:: DIRECTION ::
Extract the whole listing as it stands. Do not include the pictures.

------------------------------------------------------------------------

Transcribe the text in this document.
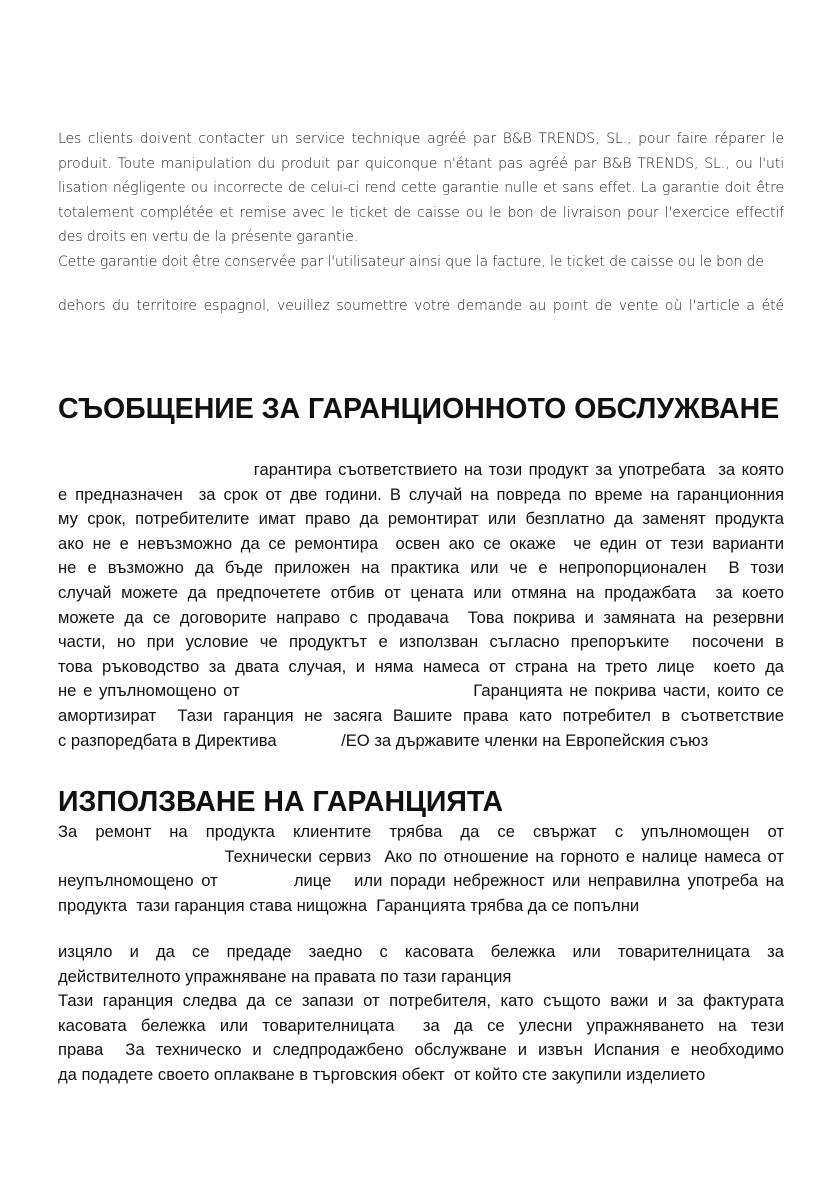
Les clients doivent contacter un service technique agréé par B&B TRENDS, SL., pour faire réparer le produit. Toute manipulation du produit par quiconque n'étant pas agréé par B&B TRENDS, SL., ou l'uti lisation négligente ou incorrecte de celui-ci rend cette garantie nulle et sans effet. La garantie doit être totalement complétée et remise avec le ticket de caisse ou le bon de livraison pour l'exercice effectif des droits en vertu de la présente garantie.

Cette garantie doit être conservée par l'utilisateur ainsi que la facture, le ticket de caisse ou le bon de

dehors du territoire espagnol, veuillez soumettre votre demande au point de vente où l'article a été

СЪОБЩЕНИЕ ЗА ГАРАНЦИОННОТО ОБСЛУЖВАНЕ
гарантира съответствието на този продукт за употребата  за която
е предназначен  за срок от две години. В случай на повреда по време на гаранционния
му срок, потребителите имат право да ремонтират или безплатно да заменят продукта
ако не е невъзможно да се ремонтира  освен ако се окаже  че един от тези варианти
не е възможно да бъде приложен на практика или че е непропорционален  В този
случай можете да предпочетете отбив от цената или отмяна на продажбата  за което
можете да се договорите направо с продавача  Това покрива и замяната на резервни
части, но при условие че продуктът е използван съгласно препоръките  посочени в
това ръководство за двата случая, и няма намеса от страна на трето лице  което да
не е упълномощено от                                   Гаранцията не покрива части, които се
амортизират  Тази гаранция не засяга Вашите права като потребител в съответствие
с разпоредбата в Директива              /ЕО за държавите членки на Европейския съюз
ИЗПОЛЗВАНЕ НА ГАРАНЦИЯТА
За ремонт на продукта клиентите трябва да се свържат с упълномощен от
Технически сервиз  Ако по отношение на горното е налице намеса от
неупълномощено от          лице   или поради небрежност или неправилна употреба на
продукта  тази гаранция става нищожна  Гаранцията трябва да се попълни
изцяло и да се предаде заедно с касовата бележка или товарителницата за
действителното упражняване на правата по тази гаранция
Тази гаранция следва да се запази от потребителя, като същото важи и за фактурата
касовата бележка или товарителницата  за да се улесни упражняването на тези
права  За техническо и следпродажбено обслужване и извън Испания е необходимо
да подадете своето оплакване в търговския обект  от който сте закупили изделието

------------------------------------------------------------------------

:: COMPLETE RESPONSE ::
Transcribe the text in this document.
Les clients doivent contacter un service technique agréé par B&B TRENDS, SL., pour faire réparer le produit. Toute manipulation du produit par quiconque n'étant pas agréé par B&B TRENDS, SL., ou l'uti lisation négligente ou incorrecte de celui-ci rend cette garantie nulle et sans effet. La garantie doit être totalement complétée et remise avec le ticket de caisse ou le bon de livraison pour l'exercice effectif des droits en vertu de la présente garantie.

Cette garantie doit être conservée par l'utilisateur ainsi que la facture, le ticket de caisse ou le bon de

dehors du territoire espagnol, veuillez soumettre votre demande au point de vente où l'article a été

СЪОБЩЕНИЕ ЗА ГАРАНЦИОННОТО ОБСЛУЖВАНЕ
гарантира съответствието на този продукт за употребата  за която
е предназначен  за срок от две години. В случай на повреда по време на гаранционния
му срок, потребителите имат право да ремонтират или безплатно да заменят продукта
ако не е невъзможно да се ремонтира  освен ако се окаже  че един от тези варианти
не е възможно да бъде приложен на практика или че е непропорционален  В този
случай можете да предпочетете отбив от цената или отмяна на продажбата  за което
можете да се договорите направо с продавача  Това покрива и замяната на резервни
части, но при условие че продуктът е използван съгласно препоръките  посочени в
това ръководство за двата случая, и няма намеса от страна на трето лице  което да
не е упълномощено от                                   Гаранцията не покрива части, които се
амортизират  Тази гаранция не засяга Вашите права като потребител в съответствие
с разпоредбата в Директива              /ЕО за държавите членки на Европейския съюз
ИЗПОЛЗВАНЕ НА ГАРАНЦИЯТА
За ремонт на продукта клиентите трябва да се свържат с упълномощен от
Технически сервиз  Ако по отношение на горното е налице намеса от
неупълномощено от          лице   или поради небрежност или неправилна употреба на
продукта  тази гаранция става нищожна  Гаранцията трябва да се попълни
изцяло и да се предаде заедно с касовата бележка или товарителницата за
действителното упражняване на правата по тази гаранция
Тази гаранция следва да се запази от потребителя, като същото важи и за фактурата
касовата бележка или товарителницата  за да се улесни упражняването на тези
права  За техническо и следпродажбено обслужване и извън Испания е необходимо
да подадете своето оплакване в търговския обект  от който сте закупили изделието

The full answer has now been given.